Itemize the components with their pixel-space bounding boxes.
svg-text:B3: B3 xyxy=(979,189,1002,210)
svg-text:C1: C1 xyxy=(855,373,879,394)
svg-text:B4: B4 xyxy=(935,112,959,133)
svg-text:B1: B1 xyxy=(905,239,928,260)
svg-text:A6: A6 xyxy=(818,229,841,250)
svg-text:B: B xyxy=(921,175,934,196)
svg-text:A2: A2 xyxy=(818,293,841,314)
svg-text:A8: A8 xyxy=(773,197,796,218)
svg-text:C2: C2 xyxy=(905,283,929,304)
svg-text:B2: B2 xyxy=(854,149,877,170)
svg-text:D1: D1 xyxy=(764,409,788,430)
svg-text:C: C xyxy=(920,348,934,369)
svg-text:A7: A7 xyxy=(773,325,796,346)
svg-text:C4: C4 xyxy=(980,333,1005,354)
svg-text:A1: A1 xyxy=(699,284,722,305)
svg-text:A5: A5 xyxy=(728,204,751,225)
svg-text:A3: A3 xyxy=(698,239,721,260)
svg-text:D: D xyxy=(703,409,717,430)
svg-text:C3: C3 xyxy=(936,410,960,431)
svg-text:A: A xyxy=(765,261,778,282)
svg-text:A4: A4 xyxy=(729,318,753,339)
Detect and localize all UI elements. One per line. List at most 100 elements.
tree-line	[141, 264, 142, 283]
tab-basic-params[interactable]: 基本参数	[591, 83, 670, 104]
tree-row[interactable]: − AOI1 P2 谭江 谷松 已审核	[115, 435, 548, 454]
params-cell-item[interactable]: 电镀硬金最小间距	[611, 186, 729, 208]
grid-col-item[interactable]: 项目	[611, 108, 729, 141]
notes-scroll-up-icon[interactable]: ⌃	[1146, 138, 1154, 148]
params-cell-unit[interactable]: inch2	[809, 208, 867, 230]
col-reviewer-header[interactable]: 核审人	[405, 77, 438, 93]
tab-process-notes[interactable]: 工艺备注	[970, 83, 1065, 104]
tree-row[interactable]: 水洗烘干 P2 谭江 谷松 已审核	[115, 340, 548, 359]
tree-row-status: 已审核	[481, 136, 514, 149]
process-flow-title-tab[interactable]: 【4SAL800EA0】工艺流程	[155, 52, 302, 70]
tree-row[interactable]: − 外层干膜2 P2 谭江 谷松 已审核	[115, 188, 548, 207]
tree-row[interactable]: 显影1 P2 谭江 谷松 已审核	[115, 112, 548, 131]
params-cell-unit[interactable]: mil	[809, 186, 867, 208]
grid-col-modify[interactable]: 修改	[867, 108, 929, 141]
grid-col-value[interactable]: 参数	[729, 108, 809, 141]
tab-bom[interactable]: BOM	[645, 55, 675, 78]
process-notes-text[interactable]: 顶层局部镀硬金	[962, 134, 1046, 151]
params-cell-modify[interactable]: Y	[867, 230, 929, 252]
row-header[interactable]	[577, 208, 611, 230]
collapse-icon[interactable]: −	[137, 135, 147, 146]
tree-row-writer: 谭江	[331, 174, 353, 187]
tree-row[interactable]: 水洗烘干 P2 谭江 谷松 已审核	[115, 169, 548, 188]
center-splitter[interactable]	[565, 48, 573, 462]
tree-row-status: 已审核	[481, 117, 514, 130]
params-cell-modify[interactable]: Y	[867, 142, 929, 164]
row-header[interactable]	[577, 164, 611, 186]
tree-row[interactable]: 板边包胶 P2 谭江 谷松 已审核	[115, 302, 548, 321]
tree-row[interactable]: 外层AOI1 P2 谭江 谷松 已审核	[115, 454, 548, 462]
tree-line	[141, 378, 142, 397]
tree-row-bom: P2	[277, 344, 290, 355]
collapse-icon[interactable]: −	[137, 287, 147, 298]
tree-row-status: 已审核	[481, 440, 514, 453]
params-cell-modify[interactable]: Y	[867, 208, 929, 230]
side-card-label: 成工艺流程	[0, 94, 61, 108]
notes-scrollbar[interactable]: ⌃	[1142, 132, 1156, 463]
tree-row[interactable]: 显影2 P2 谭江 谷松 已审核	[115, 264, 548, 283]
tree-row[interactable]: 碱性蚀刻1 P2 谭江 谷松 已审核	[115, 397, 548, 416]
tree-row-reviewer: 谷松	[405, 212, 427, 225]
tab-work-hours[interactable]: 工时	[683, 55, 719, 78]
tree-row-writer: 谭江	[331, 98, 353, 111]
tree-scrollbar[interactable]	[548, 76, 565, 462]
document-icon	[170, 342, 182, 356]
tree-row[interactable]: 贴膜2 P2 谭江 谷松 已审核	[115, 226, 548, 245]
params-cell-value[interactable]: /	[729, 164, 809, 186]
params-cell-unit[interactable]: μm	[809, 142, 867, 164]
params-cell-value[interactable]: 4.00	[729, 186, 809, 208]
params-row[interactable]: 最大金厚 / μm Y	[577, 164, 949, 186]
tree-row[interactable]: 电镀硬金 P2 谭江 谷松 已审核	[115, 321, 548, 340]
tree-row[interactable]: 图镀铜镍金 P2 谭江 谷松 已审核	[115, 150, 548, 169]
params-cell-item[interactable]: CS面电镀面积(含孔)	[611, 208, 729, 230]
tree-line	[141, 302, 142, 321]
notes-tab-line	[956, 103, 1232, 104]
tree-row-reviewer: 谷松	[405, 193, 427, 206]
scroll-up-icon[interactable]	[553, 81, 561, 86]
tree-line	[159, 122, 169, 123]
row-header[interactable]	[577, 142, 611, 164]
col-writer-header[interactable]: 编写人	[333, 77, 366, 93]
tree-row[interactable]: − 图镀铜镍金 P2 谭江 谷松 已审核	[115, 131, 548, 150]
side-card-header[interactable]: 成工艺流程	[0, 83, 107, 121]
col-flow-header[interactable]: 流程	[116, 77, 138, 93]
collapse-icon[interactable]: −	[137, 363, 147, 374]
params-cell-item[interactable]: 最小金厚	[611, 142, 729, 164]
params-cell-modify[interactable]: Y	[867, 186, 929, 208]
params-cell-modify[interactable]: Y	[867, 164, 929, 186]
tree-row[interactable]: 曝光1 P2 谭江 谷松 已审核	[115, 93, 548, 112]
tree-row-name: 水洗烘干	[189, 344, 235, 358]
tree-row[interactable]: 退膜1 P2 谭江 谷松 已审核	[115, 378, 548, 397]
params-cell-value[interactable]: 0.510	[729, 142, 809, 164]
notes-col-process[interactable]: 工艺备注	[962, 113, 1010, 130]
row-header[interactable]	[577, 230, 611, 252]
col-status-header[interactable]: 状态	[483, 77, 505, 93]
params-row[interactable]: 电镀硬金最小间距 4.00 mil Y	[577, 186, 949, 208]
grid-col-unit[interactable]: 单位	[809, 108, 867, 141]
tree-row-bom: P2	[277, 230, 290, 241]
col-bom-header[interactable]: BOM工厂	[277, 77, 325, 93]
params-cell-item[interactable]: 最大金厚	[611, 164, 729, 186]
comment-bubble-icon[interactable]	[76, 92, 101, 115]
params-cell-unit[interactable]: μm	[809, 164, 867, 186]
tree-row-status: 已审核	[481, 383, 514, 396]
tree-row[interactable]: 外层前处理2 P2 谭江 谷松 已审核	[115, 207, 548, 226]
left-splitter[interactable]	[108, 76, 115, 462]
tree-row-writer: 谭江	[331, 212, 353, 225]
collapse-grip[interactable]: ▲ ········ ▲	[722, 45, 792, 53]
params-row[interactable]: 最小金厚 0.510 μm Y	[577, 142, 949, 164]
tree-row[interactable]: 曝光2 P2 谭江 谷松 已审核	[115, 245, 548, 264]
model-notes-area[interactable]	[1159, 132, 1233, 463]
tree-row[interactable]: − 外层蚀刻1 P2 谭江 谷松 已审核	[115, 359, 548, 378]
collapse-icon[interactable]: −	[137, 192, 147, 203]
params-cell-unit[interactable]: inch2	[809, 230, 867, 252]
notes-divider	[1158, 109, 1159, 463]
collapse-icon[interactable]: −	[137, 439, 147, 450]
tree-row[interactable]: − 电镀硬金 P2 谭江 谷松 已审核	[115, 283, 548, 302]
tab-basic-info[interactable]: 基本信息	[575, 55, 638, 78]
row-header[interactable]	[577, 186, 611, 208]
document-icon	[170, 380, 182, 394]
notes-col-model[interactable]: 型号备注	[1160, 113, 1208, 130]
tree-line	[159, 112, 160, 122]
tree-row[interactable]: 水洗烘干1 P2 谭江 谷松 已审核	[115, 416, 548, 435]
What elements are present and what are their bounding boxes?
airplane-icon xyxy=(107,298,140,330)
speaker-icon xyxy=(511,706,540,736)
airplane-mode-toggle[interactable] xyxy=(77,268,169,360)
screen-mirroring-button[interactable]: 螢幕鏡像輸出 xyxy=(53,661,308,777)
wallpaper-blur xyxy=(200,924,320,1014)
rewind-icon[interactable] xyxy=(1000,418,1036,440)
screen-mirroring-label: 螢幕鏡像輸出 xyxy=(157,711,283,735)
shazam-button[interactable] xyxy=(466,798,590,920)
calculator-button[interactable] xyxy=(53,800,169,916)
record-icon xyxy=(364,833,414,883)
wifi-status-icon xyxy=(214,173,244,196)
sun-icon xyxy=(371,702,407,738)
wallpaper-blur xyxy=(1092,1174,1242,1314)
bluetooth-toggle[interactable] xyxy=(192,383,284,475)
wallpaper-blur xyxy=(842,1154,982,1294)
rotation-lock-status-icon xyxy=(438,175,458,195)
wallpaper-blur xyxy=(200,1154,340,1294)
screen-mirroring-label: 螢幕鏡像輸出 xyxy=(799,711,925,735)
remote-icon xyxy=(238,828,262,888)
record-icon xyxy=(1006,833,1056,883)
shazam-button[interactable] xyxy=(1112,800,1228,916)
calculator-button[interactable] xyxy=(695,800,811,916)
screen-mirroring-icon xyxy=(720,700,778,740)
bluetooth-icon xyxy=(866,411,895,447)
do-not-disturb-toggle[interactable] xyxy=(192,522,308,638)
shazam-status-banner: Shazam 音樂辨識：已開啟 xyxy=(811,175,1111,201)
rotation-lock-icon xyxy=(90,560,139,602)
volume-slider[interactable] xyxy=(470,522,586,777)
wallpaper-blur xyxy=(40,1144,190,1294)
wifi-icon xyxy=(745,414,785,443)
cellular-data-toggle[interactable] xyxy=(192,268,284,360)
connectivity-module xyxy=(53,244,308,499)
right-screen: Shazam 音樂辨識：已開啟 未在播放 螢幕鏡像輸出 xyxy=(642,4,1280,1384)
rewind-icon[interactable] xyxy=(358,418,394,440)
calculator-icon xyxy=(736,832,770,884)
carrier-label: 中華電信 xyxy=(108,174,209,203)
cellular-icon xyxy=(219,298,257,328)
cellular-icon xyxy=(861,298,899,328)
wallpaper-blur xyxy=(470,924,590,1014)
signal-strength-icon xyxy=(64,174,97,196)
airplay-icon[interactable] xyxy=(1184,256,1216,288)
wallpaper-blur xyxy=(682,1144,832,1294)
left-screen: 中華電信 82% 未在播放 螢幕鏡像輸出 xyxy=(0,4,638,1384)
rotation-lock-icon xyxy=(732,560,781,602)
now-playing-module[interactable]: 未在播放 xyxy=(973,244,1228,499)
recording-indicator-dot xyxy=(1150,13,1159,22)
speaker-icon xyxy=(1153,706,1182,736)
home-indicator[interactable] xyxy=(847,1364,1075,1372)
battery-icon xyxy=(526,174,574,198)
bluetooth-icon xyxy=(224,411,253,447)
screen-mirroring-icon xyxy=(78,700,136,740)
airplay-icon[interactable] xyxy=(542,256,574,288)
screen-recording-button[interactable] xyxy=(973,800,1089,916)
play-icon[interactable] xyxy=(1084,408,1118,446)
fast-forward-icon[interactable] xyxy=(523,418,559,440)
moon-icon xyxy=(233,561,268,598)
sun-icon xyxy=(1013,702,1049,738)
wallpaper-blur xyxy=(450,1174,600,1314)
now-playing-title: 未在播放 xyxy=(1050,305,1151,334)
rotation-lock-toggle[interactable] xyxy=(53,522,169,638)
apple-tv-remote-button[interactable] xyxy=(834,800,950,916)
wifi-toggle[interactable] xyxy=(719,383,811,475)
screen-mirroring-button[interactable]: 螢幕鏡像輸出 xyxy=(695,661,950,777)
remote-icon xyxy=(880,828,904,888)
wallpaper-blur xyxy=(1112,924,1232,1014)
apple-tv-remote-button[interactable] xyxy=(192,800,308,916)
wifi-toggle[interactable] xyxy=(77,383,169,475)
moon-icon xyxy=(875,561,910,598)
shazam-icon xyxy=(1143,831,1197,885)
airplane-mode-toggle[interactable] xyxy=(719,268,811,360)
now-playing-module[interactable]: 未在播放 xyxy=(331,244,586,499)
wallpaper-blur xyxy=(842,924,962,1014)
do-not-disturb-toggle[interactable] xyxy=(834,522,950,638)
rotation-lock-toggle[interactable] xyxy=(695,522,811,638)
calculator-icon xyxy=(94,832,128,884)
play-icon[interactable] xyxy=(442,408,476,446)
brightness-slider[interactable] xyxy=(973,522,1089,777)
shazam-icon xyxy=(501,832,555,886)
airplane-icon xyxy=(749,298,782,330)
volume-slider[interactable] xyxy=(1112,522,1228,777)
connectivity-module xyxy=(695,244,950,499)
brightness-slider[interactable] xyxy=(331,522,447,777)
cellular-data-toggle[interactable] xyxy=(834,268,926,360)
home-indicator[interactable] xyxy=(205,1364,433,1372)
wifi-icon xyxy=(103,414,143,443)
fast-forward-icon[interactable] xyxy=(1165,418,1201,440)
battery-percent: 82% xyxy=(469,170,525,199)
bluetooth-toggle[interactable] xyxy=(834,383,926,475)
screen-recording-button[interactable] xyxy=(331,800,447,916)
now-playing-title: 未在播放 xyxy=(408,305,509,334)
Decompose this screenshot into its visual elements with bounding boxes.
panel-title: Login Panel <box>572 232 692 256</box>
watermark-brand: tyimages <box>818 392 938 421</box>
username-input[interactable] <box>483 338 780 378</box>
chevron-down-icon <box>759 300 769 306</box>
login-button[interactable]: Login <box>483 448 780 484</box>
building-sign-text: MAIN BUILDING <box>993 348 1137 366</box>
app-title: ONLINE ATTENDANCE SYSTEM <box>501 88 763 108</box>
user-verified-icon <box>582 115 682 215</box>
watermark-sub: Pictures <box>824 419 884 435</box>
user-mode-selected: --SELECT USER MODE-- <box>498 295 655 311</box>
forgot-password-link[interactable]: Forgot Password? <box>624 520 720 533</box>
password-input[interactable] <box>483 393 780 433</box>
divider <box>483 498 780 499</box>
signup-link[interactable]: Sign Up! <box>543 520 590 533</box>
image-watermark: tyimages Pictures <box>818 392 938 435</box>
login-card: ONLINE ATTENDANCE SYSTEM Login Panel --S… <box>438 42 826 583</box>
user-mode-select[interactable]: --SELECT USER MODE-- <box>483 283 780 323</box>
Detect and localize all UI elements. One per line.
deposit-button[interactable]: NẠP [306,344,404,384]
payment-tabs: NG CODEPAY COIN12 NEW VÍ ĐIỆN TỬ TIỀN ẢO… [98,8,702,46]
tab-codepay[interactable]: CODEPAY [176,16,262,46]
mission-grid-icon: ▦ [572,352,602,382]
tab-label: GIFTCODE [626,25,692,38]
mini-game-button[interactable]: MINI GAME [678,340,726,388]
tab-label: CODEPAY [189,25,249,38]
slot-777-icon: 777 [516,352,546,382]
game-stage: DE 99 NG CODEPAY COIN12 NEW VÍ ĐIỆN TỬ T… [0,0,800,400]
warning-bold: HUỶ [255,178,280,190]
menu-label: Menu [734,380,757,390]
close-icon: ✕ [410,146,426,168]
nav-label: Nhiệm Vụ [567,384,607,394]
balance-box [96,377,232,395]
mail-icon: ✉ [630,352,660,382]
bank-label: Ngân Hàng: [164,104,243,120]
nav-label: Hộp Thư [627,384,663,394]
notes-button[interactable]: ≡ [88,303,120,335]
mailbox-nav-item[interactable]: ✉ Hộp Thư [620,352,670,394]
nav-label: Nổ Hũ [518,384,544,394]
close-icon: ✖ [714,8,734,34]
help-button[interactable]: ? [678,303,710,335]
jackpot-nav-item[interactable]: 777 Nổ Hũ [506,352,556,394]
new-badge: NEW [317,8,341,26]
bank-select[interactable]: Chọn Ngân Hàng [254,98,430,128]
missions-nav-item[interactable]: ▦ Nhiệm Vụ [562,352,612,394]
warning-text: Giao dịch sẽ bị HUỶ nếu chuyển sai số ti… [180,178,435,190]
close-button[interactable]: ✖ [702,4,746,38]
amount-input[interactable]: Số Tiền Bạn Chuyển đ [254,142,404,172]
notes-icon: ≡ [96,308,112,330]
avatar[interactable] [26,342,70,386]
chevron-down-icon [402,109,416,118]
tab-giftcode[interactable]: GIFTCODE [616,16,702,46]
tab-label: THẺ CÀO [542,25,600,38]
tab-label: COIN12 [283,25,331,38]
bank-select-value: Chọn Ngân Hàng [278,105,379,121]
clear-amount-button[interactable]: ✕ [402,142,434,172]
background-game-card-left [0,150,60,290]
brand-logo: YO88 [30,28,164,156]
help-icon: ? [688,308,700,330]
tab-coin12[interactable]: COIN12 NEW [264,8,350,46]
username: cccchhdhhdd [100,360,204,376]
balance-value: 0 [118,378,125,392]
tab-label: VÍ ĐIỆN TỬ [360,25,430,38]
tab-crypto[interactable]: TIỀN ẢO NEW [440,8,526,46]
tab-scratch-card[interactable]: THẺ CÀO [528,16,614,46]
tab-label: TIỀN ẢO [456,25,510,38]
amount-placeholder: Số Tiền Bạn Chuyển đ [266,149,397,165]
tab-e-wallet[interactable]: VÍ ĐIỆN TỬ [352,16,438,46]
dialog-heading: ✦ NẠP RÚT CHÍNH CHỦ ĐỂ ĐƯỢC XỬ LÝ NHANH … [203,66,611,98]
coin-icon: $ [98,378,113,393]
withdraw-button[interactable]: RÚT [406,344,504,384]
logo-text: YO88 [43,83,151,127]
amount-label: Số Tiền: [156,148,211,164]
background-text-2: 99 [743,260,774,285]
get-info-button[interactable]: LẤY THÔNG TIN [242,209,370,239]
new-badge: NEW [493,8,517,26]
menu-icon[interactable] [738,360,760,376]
--------------------------------
▶ _TASK REQUIREMENTS_
Copy the rows from the start of the records through the line that contains "52, 302, 70]", renaming "bounding boxes" to "box coordinates" and keeping everything else unchanged.

▶ _FINISHED TASK_
Itemize the components with their pixel-space box coordinates.
svg-text:B3: B3 xyxy=(979,189,1002,210)
svg-text:C1: C1 xyxy=(855,373,879,394)
svg-text:B4: B4 xyxy=(935,112,959,133)
svg-text:B1: B1 xyxy=(905,239,928,260)
svg-text:A6: A6 xyxy=(818,229,841,250)
svg-text:B: B xyxy=(921,175,934,196)
svg-text:A2: A2 xyxy=(818,293,841,314)
svg-text:A8: A8 xyxy=(773,197,796,218)
svg-text:C2: C2 xyxy=(905,283,929,304)
svg-text:B2: B2 xyxy=(854,149,877,170)
svg-text:D1: D1 xyxy=(764,409,788,430)
svg-text:C: C xyxy=(920,348,934,369)
svg-text:A7: A7 xyxy=(773,325,796,346)
svg-text:C4: C4 xyxy=(980,333,1005,354)
svg-text:A1: A1 xyxy=(699,284,722,305)
svg-text:A5: A5 xyxy=(728,204,751,225)
svg-text:A3: A3 xyxy=(698,239,721,260)
svg-text:D: D xyxy=(703,409,717,430)
svg-text:C3: C3 xyxy=(936,410,960,431)
svg-text:A: A xyxy=(765,261,778,282)
svg-text:A4: A4 xyxy=(729,318,753,339)
Detect and localize all UI elements. One per line. List at most 100 elements.
tree-line	[141, 264, 142, 283]
tab-basic-params[interactable]: 基本参数	[591, 83, 670, 104]
tree-row[interactable]: − AOI1 P2 谭江 谷松 已审核	[115, 435, 548, 454]
params-cell-item[interactable]: 电镀硬金最小间距	[611, 186, 729, 208]
grid-col-item[interactable]: 项目	[611, 108, 729, 141]
notes-scroll-up-icon[interactable]: ⌃	[1146, 138, 1154, 148]
params-cell-unit[interactable]: inch2	[809, 208, 867, 230]
col-reviewer-header[interactable]: 核审人	[405, 77, 438, 93]
tab-process-notes[interactable]: 工艺备注	[970, 83, 1065, 104]
tree-row[interactable]: 水洗烘干 P2 谭江 谷松 已审核	[115, 340, 548, 359]
tree-row-status: 已审核	[481, 136, 514, 149]
process-flow-title-tab[interactable]: 【4SAL800EA0】工艺流程	[155, 52, 302, 70]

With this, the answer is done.